-- Begin LISTED RECORDS --

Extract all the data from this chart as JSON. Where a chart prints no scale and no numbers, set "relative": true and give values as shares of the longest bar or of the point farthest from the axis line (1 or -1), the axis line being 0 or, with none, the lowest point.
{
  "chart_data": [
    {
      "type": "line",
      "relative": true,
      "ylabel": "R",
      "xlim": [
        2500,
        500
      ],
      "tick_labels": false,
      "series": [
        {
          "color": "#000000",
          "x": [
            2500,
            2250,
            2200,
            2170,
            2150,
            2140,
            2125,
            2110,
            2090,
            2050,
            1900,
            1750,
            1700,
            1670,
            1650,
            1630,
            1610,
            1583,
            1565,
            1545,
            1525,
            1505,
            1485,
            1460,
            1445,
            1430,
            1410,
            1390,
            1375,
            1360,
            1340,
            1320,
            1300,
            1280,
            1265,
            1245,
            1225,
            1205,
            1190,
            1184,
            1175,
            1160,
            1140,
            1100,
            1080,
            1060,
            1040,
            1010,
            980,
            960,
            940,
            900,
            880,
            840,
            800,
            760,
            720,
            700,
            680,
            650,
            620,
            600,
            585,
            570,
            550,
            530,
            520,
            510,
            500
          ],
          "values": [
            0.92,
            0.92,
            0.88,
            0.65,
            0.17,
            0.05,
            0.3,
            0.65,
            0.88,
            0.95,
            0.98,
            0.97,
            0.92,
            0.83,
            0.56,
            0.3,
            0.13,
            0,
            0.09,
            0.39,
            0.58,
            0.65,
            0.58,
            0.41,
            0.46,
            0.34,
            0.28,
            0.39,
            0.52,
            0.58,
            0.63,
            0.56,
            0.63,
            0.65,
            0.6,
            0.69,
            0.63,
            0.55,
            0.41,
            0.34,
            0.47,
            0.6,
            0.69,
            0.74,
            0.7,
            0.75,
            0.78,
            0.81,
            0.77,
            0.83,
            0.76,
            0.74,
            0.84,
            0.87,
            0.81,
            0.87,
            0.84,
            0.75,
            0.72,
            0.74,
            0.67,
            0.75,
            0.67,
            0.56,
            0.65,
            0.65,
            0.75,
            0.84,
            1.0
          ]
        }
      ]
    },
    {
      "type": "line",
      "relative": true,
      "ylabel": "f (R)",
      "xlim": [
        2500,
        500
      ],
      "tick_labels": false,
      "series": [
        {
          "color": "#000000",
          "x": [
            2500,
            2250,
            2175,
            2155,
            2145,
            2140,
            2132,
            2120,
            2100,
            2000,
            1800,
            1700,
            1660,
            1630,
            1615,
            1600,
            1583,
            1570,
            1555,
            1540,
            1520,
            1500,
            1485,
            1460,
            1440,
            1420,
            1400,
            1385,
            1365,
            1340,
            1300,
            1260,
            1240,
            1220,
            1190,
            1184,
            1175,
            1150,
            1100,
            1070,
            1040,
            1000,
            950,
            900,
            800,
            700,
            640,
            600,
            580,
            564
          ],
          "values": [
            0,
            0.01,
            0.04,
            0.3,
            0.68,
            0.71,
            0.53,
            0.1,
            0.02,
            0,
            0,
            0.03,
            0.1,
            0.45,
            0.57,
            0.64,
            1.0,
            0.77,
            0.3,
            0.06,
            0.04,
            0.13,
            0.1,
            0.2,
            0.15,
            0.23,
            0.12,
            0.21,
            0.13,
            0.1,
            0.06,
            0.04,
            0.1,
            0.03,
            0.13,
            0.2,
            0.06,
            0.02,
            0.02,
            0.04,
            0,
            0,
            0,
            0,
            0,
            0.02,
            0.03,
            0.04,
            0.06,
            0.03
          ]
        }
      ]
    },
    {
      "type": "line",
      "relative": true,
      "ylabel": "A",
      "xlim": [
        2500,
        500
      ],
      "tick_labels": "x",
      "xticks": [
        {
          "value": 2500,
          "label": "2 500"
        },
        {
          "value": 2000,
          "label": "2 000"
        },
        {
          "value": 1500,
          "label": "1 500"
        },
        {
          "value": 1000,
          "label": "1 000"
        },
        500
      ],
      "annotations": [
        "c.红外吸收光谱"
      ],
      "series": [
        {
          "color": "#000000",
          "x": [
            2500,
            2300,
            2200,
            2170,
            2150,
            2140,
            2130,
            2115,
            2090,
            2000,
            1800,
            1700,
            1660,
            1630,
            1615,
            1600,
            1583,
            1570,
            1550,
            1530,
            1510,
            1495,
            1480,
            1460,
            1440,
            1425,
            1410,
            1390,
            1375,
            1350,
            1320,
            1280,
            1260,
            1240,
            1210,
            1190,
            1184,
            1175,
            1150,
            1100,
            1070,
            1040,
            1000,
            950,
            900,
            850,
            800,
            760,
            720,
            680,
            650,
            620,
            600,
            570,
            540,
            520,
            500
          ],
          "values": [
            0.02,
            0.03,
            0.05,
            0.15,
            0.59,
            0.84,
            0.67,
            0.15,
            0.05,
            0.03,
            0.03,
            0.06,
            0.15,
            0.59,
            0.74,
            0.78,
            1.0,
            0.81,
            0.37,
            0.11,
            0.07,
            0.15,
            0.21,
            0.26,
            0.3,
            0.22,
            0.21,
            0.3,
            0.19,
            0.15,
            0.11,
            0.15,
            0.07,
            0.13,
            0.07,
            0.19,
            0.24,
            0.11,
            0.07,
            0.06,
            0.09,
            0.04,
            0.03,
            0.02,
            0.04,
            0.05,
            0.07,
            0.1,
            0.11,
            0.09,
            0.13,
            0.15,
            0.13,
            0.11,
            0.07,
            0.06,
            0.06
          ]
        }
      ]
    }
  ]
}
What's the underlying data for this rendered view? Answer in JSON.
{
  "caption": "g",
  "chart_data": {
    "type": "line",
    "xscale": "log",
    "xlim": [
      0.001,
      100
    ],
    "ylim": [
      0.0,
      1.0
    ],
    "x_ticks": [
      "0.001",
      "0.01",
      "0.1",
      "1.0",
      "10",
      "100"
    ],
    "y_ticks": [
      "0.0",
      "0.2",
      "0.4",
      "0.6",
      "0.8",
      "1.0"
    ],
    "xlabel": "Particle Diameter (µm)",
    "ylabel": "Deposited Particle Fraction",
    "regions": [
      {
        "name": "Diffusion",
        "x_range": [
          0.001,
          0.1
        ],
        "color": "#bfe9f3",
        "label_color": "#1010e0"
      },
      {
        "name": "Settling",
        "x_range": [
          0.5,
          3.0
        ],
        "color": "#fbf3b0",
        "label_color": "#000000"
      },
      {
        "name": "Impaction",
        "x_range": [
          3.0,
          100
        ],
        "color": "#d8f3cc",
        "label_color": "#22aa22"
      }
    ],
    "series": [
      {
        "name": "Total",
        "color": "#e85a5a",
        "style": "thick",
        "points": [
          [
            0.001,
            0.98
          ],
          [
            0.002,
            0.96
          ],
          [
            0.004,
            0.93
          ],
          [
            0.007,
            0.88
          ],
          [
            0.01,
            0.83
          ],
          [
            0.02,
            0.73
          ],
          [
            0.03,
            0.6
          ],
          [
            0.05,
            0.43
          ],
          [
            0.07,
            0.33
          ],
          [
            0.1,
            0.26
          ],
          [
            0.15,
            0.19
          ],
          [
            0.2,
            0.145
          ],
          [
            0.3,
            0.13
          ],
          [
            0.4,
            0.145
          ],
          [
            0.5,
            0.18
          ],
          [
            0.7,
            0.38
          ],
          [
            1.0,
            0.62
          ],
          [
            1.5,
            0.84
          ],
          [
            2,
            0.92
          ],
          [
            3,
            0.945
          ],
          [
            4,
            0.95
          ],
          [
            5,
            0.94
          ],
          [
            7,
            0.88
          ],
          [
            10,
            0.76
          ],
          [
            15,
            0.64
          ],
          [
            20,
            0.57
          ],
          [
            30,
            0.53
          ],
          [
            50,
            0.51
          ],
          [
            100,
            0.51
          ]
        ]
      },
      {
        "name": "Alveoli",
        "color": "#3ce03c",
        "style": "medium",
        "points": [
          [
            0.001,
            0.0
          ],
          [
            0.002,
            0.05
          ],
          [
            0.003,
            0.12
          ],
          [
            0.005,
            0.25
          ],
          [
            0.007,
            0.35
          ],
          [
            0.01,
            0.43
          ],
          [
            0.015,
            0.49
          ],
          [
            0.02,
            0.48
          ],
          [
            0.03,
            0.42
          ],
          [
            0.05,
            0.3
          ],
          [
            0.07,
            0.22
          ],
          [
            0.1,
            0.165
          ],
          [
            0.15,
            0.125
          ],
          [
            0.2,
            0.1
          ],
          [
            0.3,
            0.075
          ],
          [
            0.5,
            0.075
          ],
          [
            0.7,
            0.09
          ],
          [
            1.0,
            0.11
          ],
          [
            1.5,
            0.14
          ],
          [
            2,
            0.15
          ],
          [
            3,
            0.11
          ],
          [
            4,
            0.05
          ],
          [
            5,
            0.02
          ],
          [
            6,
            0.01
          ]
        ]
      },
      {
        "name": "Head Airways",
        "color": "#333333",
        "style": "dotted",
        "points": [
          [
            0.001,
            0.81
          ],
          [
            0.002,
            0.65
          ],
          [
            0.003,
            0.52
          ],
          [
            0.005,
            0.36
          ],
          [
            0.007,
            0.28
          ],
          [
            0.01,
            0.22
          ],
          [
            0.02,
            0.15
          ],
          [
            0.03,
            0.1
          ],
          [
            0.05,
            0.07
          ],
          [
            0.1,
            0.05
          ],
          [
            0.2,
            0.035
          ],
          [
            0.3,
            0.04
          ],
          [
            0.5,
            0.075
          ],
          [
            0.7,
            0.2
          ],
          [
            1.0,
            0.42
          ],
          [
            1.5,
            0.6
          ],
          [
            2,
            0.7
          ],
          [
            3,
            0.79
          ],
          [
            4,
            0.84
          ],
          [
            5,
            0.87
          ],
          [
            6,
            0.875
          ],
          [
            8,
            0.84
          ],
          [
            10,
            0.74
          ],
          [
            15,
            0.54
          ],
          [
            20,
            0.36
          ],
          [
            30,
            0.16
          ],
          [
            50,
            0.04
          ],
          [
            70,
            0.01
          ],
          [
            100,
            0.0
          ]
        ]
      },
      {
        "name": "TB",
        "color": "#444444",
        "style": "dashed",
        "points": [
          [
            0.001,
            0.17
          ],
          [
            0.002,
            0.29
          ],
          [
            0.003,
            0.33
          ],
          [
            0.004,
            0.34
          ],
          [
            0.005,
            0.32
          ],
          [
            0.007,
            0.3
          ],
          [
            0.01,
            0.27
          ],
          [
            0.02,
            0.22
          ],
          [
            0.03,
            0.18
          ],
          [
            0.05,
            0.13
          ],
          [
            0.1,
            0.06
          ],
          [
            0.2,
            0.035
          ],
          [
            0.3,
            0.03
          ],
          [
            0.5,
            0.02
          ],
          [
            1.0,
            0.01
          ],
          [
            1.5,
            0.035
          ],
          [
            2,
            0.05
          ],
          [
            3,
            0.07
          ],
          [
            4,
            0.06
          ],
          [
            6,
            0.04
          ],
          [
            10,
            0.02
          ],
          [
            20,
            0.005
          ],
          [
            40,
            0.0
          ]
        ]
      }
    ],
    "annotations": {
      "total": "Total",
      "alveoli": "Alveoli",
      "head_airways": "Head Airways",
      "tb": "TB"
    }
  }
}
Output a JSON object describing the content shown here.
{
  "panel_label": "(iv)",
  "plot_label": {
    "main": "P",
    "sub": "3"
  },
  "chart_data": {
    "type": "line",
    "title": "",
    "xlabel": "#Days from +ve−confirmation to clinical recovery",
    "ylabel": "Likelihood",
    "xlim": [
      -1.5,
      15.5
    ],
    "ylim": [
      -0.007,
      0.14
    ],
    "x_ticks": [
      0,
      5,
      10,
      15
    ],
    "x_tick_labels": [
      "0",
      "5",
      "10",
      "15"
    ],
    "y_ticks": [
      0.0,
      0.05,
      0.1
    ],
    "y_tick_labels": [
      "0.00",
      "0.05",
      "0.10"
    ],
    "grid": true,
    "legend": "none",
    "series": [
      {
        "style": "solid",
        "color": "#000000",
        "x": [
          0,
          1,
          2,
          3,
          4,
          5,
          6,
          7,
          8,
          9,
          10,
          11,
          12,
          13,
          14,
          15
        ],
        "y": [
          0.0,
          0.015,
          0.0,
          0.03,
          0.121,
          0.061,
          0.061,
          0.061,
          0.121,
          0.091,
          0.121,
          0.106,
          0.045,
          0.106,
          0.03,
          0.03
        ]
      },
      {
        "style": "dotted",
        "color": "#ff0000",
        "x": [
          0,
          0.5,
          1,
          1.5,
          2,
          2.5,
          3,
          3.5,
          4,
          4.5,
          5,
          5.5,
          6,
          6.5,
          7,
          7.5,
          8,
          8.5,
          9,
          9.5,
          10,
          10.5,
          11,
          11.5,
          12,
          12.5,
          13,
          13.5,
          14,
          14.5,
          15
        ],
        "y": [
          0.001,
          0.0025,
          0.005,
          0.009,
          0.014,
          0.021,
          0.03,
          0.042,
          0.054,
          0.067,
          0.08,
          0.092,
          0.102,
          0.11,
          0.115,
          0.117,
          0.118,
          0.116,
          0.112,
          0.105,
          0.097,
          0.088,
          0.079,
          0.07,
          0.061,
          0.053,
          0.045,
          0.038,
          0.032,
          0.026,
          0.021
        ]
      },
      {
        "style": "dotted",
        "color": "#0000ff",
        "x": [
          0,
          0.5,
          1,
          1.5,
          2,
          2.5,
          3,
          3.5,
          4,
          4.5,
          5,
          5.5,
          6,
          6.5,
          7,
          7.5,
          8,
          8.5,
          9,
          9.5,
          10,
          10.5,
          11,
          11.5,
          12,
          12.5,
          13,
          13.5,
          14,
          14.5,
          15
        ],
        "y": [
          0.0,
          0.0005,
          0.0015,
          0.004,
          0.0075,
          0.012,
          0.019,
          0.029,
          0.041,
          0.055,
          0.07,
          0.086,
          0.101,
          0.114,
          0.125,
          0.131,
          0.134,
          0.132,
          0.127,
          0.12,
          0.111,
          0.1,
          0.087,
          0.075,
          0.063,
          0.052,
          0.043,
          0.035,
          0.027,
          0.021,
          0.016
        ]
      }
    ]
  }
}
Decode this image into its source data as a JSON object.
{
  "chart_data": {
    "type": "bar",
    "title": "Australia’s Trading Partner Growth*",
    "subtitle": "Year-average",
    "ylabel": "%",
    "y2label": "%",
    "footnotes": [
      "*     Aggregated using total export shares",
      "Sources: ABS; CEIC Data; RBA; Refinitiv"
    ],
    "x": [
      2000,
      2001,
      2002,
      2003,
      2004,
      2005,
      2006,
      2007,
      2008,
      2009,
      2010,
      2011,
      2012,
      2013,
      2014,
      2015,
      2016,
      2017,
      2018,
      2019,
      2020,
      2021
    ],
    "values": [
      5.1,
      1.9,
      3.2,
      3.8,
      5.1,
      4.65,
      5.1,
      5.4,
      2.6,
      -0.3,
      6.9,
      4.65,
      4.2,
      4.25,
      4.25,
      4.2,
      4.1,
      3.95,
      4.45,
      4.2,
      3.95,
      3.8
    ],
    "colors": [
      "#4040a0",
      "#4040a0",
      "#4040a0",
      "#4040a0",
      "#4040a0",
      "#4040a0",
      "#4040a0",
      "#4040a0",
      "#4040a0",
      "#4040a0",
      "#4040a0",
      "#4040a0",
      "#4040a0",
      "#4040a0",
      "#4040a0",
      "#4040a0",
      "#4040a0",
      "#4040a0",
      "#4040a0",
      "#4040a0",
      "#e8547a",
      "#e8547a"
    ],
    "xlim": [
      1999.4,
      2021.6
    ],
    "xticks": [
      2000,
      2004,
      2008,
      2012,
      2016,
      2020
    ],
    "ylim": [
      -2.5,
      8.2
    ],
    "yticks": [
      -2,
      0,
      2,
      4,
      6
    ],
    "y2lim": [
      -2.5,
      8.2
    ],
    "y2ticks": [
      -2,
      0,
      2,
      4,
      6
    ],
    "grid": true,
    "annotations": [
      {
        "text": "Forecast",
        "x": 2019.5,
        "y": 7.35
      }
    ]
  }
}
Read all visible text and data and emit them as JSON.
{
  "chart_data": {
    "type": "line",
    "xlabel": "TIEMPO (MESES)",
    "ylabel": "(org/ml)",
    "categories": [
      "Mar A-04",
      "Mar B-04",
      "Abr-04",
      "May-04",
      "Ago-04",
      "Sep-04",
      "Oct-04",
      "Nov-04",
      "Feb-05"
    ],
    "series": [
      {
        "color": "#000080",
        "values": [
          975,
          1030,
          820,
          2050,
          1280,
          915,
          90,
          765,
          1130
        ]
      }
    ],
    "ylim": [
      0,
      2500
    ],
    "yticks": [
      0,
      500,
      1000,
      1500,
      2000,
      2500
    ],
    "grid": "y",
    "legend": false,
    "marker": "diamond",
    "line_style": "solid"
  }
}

-- End LISTED RECORDS --

WHAT YOU SHOULD DO: Copy out every line of the material above that mentions the word "ylabel".

EXPECTED ANSWER:
      "ylabel": "R",
      "ylabel": "f (R)",
      "ylabel": "A",
    "ylabel": "Deposited Particle Fraction",
    "ylabel": "Likelihood",
    "ylabel": "%",
    "ylabel": "(org/ml)",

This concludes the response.